▶ [Prompt] Retype each record shown below, leaving every character as it is.

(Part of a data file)
:::::

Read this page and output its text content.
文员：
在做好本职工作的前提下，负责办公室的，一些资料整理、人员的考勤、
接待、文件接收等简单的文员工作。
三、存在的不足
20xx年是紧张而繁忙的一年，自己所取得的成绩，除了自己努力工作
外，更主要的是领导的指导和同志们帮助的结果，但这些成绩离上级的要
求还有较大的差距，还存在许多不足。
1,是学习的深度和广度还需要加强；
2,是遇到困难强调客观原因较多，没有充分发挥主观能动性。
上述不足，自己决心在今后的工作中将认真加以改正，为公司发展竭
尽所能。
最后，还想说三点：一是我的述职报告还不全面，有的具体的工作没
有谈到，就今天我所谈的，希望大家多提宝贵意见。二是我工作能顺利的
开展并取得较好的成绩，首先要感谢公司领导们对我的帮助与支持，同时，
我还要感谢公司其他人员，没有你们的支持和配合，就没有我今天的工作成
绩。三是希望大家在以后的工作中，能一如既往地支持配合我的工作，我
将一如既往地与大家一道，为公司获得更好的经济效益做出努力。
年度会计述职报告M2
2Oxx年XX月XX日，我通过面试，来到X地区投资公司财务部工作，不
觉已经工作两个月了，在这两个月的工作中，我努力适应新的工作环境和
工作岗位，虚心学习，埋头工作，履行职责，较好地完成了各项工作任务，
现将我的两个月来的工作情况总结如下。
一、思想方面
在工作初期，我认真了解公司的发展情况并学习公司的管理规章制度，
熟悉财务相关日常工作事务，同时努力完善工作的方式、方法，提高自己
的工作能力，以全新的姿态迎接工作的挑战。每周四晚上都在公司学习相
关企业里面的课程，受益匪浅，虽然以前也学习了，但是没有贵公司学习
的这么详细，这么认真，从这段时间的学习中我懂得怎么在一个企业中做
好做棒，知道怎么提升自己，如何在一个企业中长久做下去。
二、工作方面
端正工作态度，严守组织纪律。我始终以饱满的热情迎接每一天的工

:::::

▶ [Correct result]
Read this page and output its text content.
文员：
在做好本职工作的前提下，负责办公室的，一些资料整理、人员的考勤、
接待、文件接收等简单的文员工作。
三、存在的不足
20xx年是紧张而繁忙的一年，自己所取得的成绩，除了自己努力工作
外，更主要的是领导的指导和同志们帮助的结果，但这些成绩离上级的要
求还有较大的差距，还存在许多不足。
1,是学习的深度和广度还需要加强；
2,是遇到困难强调客观原因较多，没有充分发挥主观能动性。
上述不足，自己决心在今后的工作中将认真加以改正，为公司发展竭
尽所能。
最后，还想说三点：一是我的述职报告还不全面，有的具体的工作没
有谈到，就今天我所谈的，希望大家多提宝贵意见。二是我工作能顺利的
开展并取得较好的成绩，首先要感谢公司领导们对我的帮助与支持，同时，
我还要感谢公司其他人员，没有你们的支持和配合，就没有我今天的工作成
绩。三是希望大家在以后的工作中，能一如既往地支持配合我的工作，我
将一如既往地与大家一道，为公司获得更好的经济效益做出努力。
年度会计述职报告M2
2Oxx年XX月XX日，我通过面试，来到X地区投资公司财务部工作，不
觉已经工作两个月了，在这两个月的工作中，我努力适应新的工作环境和
工作岗位，虚心学习，埋头工作，履行职责，较好地完成了各项工作任务，
现将我的两个月来的工作情况总结如下。
一、思想方面
在工作初期，我认真了解公司的发展情况并学习公司的管理规章制度，
熟悉财务相关日常工作事务，同时努力完善工作的方式、方法，提高自己
的工作能力，以全新的姿态迎接工作的挑战。每周四晚上都在公司学习相
关企业里面的课程，受益匪浅，虽然以前也学习了，但是没有贵公司学习
的这么详细，这么认真，从这段时间的学习中我懂得怎么在一个企业中做
好做棒，知道怎么提升自己，如何在一个企业中长久做下去。
二、工作方面
端正工作态度，严守组织纪律。我始终以饱满的热情迎接每一天的工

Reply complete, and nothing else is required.